[Entries taken from a collection]
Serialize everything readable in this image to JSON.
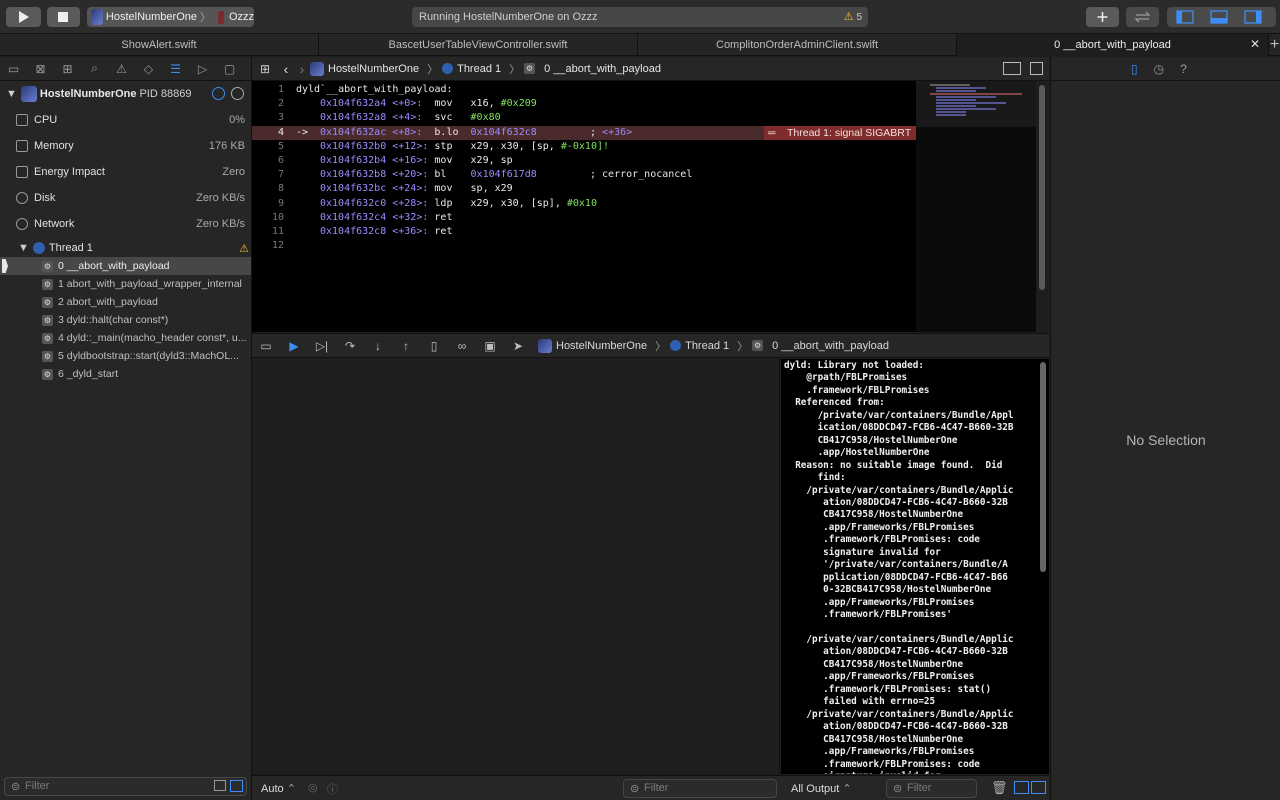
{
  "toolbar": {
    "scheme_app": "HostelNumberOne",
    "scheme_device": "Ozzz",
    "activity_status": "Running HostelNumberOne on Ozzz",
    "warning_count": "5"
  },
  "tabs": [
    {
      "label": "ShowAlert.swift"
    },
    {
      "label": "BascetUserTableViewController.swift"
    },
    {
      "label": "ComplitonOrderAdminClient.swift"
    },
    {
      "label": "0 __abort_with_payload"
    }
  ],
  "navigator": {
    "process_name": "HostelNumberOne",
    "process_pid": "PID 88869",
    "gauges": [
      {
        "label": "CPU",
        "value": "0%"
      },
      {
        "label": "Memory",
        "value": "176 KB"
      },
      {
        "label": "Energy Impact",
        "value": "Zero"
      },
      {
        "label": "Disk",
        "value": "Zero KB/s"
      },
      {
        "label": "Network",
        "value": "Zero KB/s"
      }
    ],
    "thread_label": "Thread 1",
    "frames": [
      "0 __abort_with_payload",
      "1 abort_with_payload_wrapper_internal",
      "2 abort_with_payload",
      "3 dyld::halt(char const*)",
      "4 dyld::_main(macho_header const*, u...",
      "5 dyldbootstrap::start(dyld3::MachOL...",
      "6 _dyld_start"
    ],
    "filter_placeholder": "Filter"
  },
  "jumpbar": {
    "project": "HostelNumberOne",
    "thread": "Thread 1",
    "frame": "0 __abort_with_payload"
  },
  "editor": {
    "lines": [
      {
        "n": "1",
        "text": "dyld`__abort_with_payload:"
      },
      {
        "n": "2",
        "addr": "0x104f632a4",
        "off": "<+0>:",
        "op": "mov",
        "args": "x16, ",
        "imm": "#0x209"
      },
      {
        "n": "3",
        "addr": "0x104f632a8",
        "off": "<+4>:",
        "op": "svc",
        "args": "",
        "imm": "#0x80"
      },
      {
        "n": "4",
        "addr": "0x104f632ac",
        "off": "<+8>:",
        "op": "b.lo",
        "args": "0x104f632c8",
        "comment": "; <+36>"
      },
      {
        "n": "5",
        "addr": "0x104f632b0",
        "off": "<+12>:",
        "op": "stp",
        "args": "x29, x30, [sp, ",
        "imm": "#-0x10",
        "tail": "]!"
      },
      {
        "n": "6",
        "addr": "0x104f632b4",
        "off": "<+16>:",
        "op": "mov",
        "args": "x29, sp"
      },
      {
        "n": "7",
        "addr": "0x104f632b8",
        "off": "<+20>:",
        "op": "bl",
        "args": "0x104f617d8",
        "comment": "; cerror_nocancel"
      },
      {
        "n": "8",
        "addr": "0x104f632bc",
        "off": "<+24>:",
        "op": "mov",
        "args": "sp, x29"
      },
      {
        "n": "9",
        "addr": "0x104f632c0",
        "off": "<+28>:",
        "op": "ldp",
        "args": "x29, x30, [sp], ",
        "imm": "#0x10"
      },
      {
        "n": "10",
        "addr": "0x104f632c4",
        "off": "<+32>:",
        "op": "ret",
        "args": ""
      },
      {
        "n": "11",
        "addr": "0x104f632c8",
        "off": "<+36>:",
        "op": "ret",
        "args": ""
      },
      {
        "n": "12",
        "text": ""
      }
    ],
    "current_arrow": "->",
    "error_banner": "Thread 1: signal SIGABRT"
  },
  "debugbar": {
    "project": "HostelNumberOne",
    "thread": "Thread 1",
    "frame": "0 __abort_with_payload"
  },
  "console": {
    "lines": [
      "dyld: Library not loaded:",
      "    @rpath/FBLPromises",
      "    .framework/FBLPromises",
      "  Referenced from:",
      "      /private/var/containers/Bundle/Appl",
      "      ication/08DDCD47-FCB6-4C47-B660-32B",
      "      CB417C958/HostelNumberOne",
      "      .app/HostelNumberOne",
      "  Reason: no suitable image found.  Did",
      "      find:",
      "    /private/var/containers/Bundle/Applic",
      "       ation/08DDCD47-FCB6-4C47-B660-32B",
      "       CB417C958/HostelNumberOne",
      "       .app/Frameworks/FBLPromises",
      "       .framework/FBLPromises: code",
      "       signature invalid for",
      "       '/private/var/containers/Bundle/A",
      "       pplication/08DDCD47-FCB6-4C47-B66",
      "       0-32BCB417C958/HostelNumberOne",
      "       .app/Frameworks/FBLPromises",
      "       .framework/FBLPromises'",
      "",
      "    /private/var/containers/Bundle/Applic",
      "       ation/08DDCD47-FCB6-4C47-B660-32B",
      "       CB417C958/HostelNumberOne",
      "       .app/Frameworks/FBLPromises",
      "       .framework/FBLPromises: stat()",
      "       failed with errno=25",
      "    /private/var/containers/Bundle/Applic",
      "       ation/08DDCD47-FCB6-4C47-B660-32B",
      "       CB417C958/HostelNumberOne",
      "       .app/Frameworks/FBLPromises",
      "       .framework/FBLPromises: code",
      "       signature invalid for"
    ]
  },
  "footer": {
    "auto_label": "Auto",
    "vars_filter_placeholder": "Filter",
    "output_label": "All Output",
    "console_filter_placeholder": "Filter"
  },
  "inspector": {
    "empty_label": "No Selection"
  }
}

> [Work to complete] Give every line back word for word and leave the pictures out.

> [Solution for this exercise]
Serialize everything readable in this image to JSON.
{
  "toolbar": {
    "scheme_app": "HostelNumberOne",
    "scheme_device": "Ozzz",
    "activity_status": "Running HostelNumberOne on Ozzz",
    "warning_count": "5"
  },
  "tabs": [
    {
      "label": "ShowAlert.swift"
    },
    {
      "label": "BascetUserTableViewController.swift"
    },
    {
      "label": "ComplitonOrderAdminClient.swift"
    },
    {
      "label": "0 __abort_with_payload"
    }
  ],
  "navigator": {
    "process_name": "HostelNumberOne",
    "process_pid": "PID 88869",
    "gauges": [
      {
        "label": "CPU",
        "value": "0%"
      },
      {
        "label": "Memory",
        "value": "176 KB"
      },
      {
        "label": "Energy Impact",
        "value": "Zero"
      },
      {
        "label": "Disk",
        "value": "Zero KB/s"
      },
      {
        "label": "Network",
        "value": "Zero KB/s"
      }
    ],
    "thread_label": "Thread 1",
    "frames": [
      "0 __abort_with_payload",
      "1 abort_with_payload_wrapper_internal",
      "2 abort_with_payload",
      "3 dyld::halt(char const*)",
      "4 dyld::_main(macho_header const*, u...",
      "5 dyldbootstrap::start(dyld3::MachOL...",
      "6 _dyld_start"
    ],
    "filter_placeholder": "Filter"
  },
  "jumpbar": {
    "project": "HostelNumberOne",
    "thread": "Thread 1",
    "frame": "0 __abort_with_payload"
  },
  "editor": {
    "lines": [
      {
        "n": "1",
        "text": "dyld`__abort_with_payload:"
      },
      {
        "n": "2",
        "addr": "0x104f632a4",
        "off": "<+0>:",
        "op": "mov",
        "args": "x16, ",
        "imm": "#0x209"
      },
      {
        "n": "3",
        "addr": "0x104f632a8",
        "off": "<+4>:",
        "op": "svc",
        "args": "",
        "imm": "#0x80"
      },
      {
        "n": "4",
        "addr": "0x104f632ac",
        "off": "<+8>:",
        "op": "b.lo",
        "args": "0x104f632c8",
        "comment": "; <+36>"
      },
      {
        "n": "5",
        "addr": "0x104f632b0",
        "off": "<+12>:",
        "op": "stp",
        "args": "x29, x30, [sp, ",
        "imm": "#-0x10",
        "tail": "]!"
      },
      {
        "n": "6",
        "addr": "0x104f632b4",
        "off": "<+16>:",
        "op": "mov",
        "args": "x29, sp"
      },
      {
        "n": "7",
        "addr": "0x104f632b8",
        "off": "<+20>:",
        "op": "bl",
        "args": "0x104f617d8",
        "comment": "; cerror_nocancel"
      },
      {
        "n": "8",
        "addr": "0x104f632bc",
        "off": "<+24>:",
        "op": "mov",
        "args": "sp, x29"
      },
      {
        "n": "9",
        "addr": "0x104f632c0",
        "off": "<+28>:",
        "op": "ldp",
        "args": "x29, x30, [sp], ",
        "imm": "#0x10"
      },
      {
        "n": "10",
        "addr": "0x104f632c4",
        "off": "<+32>:",
        "op": "ret",
        "args": ""
      },
      {
        "n": "11",
        "addr": "0x104f632c8",
        "off": "<+36>:",
        "op": "ret",
        "args": ""
      },
      {
        "n": "12",
        "text": ""
      }
    ],
    "current_arrow": "->",
    "error_banner": "Thread 1: signal SIGABRT"
  },
  "debugbar": {
    "project": "HostelNumberOne",
    "thread": "Thread 1",
    "frame": "0 __abort_with_payload"
  },
  "console": {
    "lines": [
      "dyld: Library not loaded:",
      "    @rpath/FBLPromises",
      "    .framework/FBLPromises",
      "  Referenced from:",
      "      /private/var/containers/Bundle/Appl",
      "      ication/08DDCD47-FCB6-4C47-B660-32B",
      "      CB417C958/HostelNumberOne",
      "      .app/HostelNumberOne",
      "  Reason: no suitable image found.  Did",
      "      find:",
      "    /private/var/containers/Bundle/Applic",
      "       ation/08DDCD47-FCB6-4C47-B660-32B",
      "       CB417C958/HostelNumberOne",
      "       .app/Frameworks/FBLPromises",
      "       .framework/FBLPromises: code",
      "       signature invalid for",
      "       '/private/var/containers/Bundle/A",
      "       pplication/08DDCD47-FCB6-4C47-B66",
      "       0-32BCB417C958/HostelNumberOne",
      "       .app/Frameworks/FBLPromises",
      "       .framework/FBLPromises'",
      "",
      "    /private/var/containers/Bundle/Applic",
      "       ation/08DDCD47-FCB6-4C47-B660-32B",
      "       CB417C958/HostelNumberOne",
      "       .app/Frameworks/FBLPromises",
      "       .framework/FBLPromises: stat()",
      "       failed with errno=25",
      "    /private/var/containers/Bundle/Applic",
      "       ation/08DDCD47-FCB6-4C47-B660-32B",
      "       CB417C958/HostelNumberOne",
      "       .app/Frameworks/FBLPromises",
      "       .framework/FBLPromises: code",
      "       signature invalid for"
    ]
  },
  "footer": {
    "auto_label": "Auto",
    "vars_filter_placeholder": "Filter",
    "output_label": "All Output",
    "console_filter_placeholder": "Filter"
  },
  "inspector": {
    "empty_label": "No Selection"
  }
}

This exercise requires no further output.